_WHAT YOU ARE ASKED TO DO:_
Using the entries below, restate word for word only the lines from the one with "Read this page and output its text content." to the final line, leaving the pictures out.

########

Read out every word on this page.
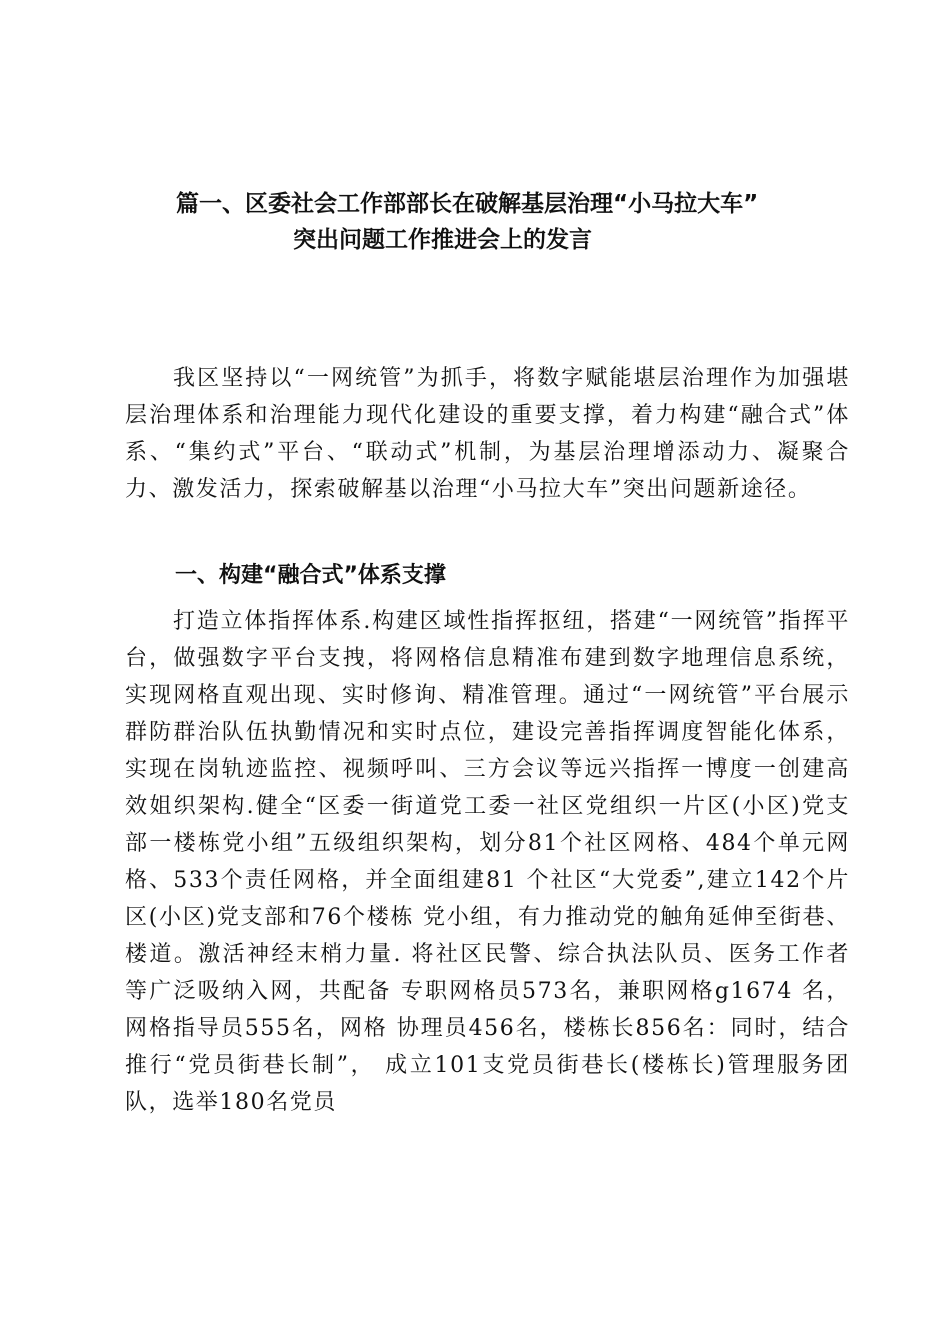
篇一、区委社会工作部部长在破解基层治理“小马拉大车”
突出问题工作推进会上的发言

我区坚持以“一网统管”为抓手，将数字赋能堪层治理作为加强堪层治理体系和治理能力现代化建设的重要支撑，着力构建“融合式”体系、“集约式”平台、“联动式”机制，为基层治理增添动力、凝聚合力、激发活力，探索破解基以治理“小马拉大车”突出问题新途径。

一、构建“融合式”体系支撑

打造立体指挥体系.构建区域性指挥抠纽，搭建“一网统管”指挥平台，做强数字平台支拽，将网格信息精准布建到数字地理信息系统，实现网格直观出现、实时修询、精准管理。通过“一网统管”平台展示群防群治队伍执勤情况和实时点位，建设完善指挥调度智能化体系，实现在岗轨迹监控、视频呼叫、三方会议等远兴指挥一博度一创建高效姐织架构.健全“区委一街道党工委一社区党组织一片区(小区)党支部一楼栋党小组”五级组织架构，划分81个社区网格、484个单元网格、533个责任网格，并全面组建81 个社区“大党委”,建立142个片区(小区)党支部和76个楼栋 党小组，有力推动党的触角延伸至街巷、楼道。激活神经末梢力量. 将社区民警、综合执法队员、医务工作者等广泛吸纳入网，共配备 专职网格员573名，兼职网格g1674 名，网格指导员555名，网格 协理员456名，楼栋长856名：同时，结合推行“党员街巷长制”， 成立101支党员街巷长(楼栋长)管理服务团队，选举180名党员
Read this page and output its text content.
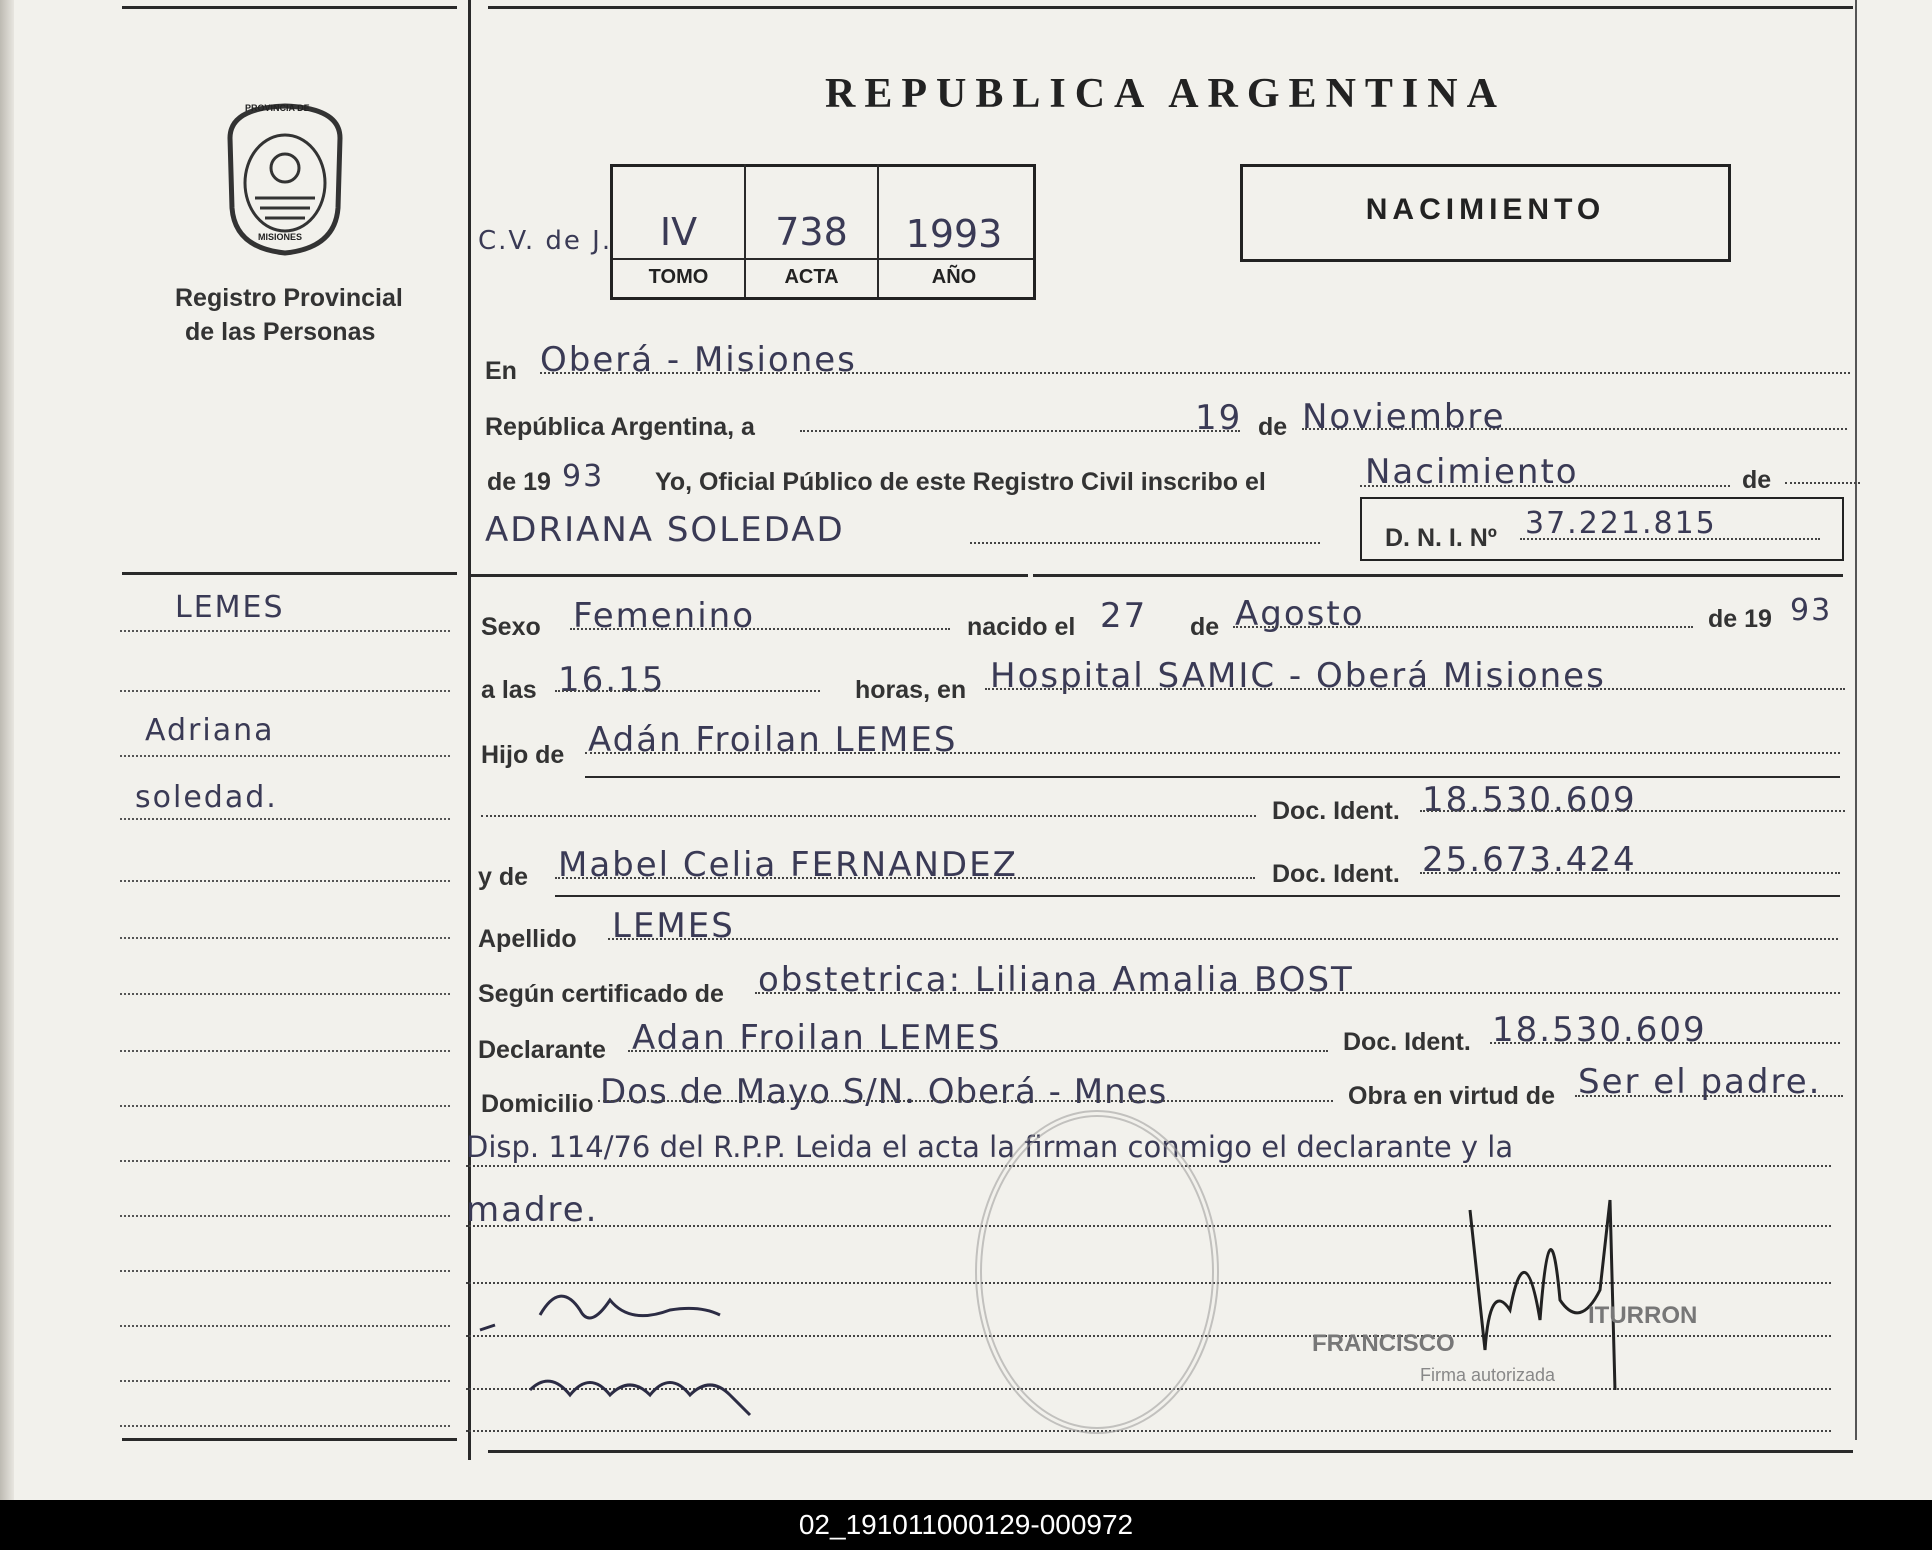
PROVINCIA DE
MISIONES
Registro Provincial
de las Personas
LEMES
Adriana
soledad.
REPUBLICA ARGENTINA
C.V. de J.	IV	738	1993
TOMO	ACTA	AÑO
NACIMIENTO
En Oberá - Misiones
República Argentina, a	19 de Noviembre
de 19 93 Yo, Oficial Público de este Registro Civil inscribo el	Nacimiento	de
ADRIANA SOLEDAD	D. N. I. Nº 37.221.815
Sexo Femenino	nacido el 27 de Agosto	de 19 93
a las 16.15	horas, en Hospital SAMIC - Oberá Misiones
Hijo de Adán Froilan LEMES
Doc. Ident. 18.530.609
y de Mabel Celia FERNANDEZ	Doc. Ident. 25.673.424
Apellido LEMES
Según certificado de obstetrica: Liliana Amalia BOST
Declarante Adan Froilan LEMES	Doc. Ident. 18.530.609
Domicilio Dos de Mayo S/N. Oberá - Mnes	Obra en virtud de Ser el padre.
Disp. 114/76 del R.P.P. Leida el acta la firman conmigo el declarante y la
madre.
FRANCISCO
ITURRON
Firma autorizada
02_191011000129-000972
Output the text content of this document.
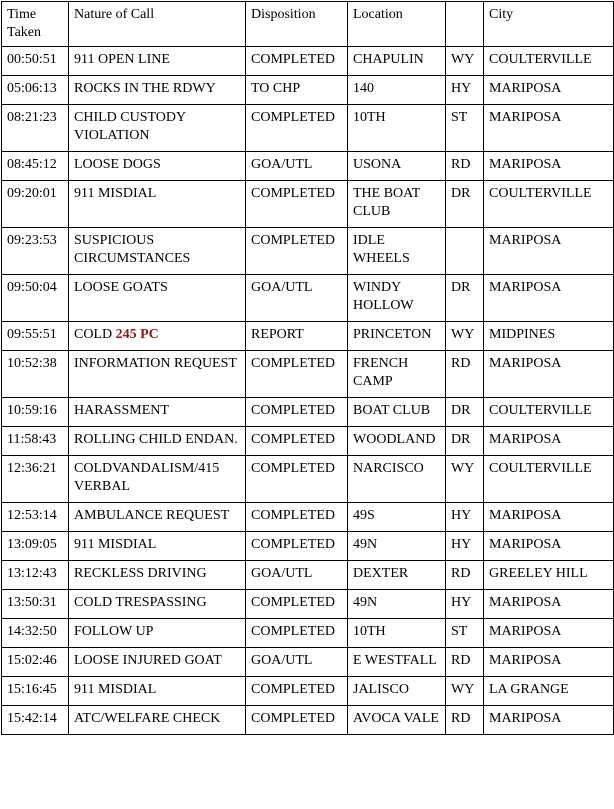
Time Taken	Nature of Call	Disposition	Location		City
00:50:51	911 OPEN LINE	COMPLETED	CHAPULIN	WY	COULTERVILLE
05:06:13	ROCKS IN THE RDWY	TO CHP	140	HY	MARIPOSA
08:21:23	CHILD CUSTODY VIOLATION	COMPLETED	10TH	ST	MARIPOSA
08:45:12	LOOSE DOGS	GOA/UTL	USONA	RD	MARIPOSA
09:20:01	911 MISDIAL	COMPLETED	THE BOAT CLUB	DR	COULTERVILLE
09:23:53	SUSPICIOUS CIRCUMSTANCES	COMPLETED	IDLE WHEELS		MARIPOSA
09:50:04	LOOSE GOATS	GOA/UTL	WINDY HOLLOW	DR	MARIPOSA
09:55:51	COLD 245 PC	REPORT	PRINCETON	WY	MIDPINES
10:52:38	INFORMATION REQUEST	COMPLETED	FRENCH CAMP	RD	MARIPOSA
10:59:16	HARASSMENT	COMPLETED	BOAT CLUB	DR	COULTERVILLE
11:58:43	ROLLING CHILD ENDAN.	COMPLETED	WOODLAND	DR	MARIPOSA
12:36:21	COLDVANDALISM/415 VERBAL	COMPLETED	NARCISCO	WY	COULTERVILLE
12:53:14	AMBULANCE REQUEST	COMPLETED	49S	HY	MARIPOSA
13:09:05	911 MISDIAL	COMPLETED	49N	HY	MARIPOSA
13:12:43	RECKLESS DRIVING	GOA/UTL	DEXTER	RD	GREELEY HILL
13:50:31	COLD TRESPASSING	COMPLETED	49N	HY	MARIPOSA
14:32:50	FOLLOW UP	COMPLETED	10TH	ST	MARIPOSA
15:02:46	LOOSE INJURED GOAT	GOA/UTL	E WESTFALL	RD	MARIPOSA
15:16:45	911 MISDIAL	COMPLETED	JALISCO	WY	LA GRANGE
15:42:14	ATC/WELFARE CHECK	COMPLETED	AVOCA VALE	RD	MARIPOSA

########

_OUTPUT OF THE TASK:_
Read this page and output its text content.
PROVINCIA DE
MISIONES
Registro Provincial
de las Personas
LEMES
Adriana
soledad.
REPUBLICA ARGENTINA
C.V. de J.	IV	738	1993
TOMO	ACTA	AÑO
NACIMIENTO
En Oberá - Misiones
República Argentina, a	19 de Noviembre
de 19 93 Yo, Oficial Público de este Registro Civil inscribo el	Nacimiento	de
ADRIANA SOLEDAD	D. N. I. Nº 37.221.815
Sexo Femenino	nacido el 27 de Agosto	de 19 93
a las 16.15	horas, en Hospital SAMIC - Oberá Misiones
Hijo de Adán Froilan LEMES
Doc. Ident. 18.530.609
y de Mabel Celia FERNANDEZ	Doc. Ident. 25.673.424
Apellido LEMES
Según certificado de obstetrica: Liliana Amalia BOST
Declarante Adan Froilan LEMES	Doc. Ident. 18.530.609
Domicilio Dos de Mayo S/N. Oberá - Mnes	Obra en virtud de Ser el padre.
Disp. 114/76 del R.P.P. Leida el acta la firman conmigo el declarante y la
madre.
FRANCISCO
ITURRON
Firma autorizada
02_191011000129-000972
Output the text content of this document.
Time Taken	Nature of Call	Disposition	Location		City
00:50:51	911 OPEN LINE	COMPLETED	CHAPULIN	WY	COULTERVILLE
05:06:13	ROCKS IN THE RDWY	TO CHP	140	HY	MARIPOSA
08:21:23	CHILD CUSTODY VIOLATION	COMPLETED	10TH	ST	MARIPOSA
08:45:12	LOOSE DOGS	GOA/UTL	USONA	RD	MARIPOSA
09:20:01	911 MISDIAL	COMPLETED	THE BOAT CLUB	DR	COULTERVILLE
09:23:53	SUSPICIOUS CIRCUMSTANCES	COMPLETED	IDLE WHEELS		MARIPOSA
09:50:04	LOOSE GOATS	GOA/UTL	WINDY HOLLOW	DR	MARIPOSA
09:55:51	COLD 245 PC	REPORT	PRINCETON	WY	MIDPINES
10:52:38	INFORMATION REQUEST	COMPLETED	FRENCH CAMP	RD	MARIPOSA
10:59:16	HARASSMENT	COMPLETED	BOAT CLUB	DR	COULTERVILLE
11:58:43	ROLLING CHILD ENDAN.	COMPLETED	WOODLAND	DR	MARIPOSA
12:36:21	COLDVANDALISM/415 VERBAL	COMPLETED	NARCISCO	WY	COULTERVILLE
12:53:14	AMBULANCE REQUEST	COMPLETED	49S	HY	MARIPOSA
13:09:05	911 MISDIAL	COMPLETED	49N	HY	MARIPOSA
13:12:43	RECKLESS DRIVING	GOA/UTL	DEXTER	RD	GREELEY HILL
13:50:31	COLD TRESPASSING	COMPLETED	49N	HY	MARIPOSA
14:32:50	FOLLOW UP	COMPLETED	10TH	ST	MARIPOSA
15:02:46	LOOSE INJURED GOAT	GOA/UTL	E WESTFALL	RD	MARIPOSA
15:16:45	911 MISDIAL	COMPLETED	JALISCO	WY	LA GRANGE
15:42:14	ATC/WELFARE CHECK	COMPLETED	AVOCA VALE	RD	MARIPOSA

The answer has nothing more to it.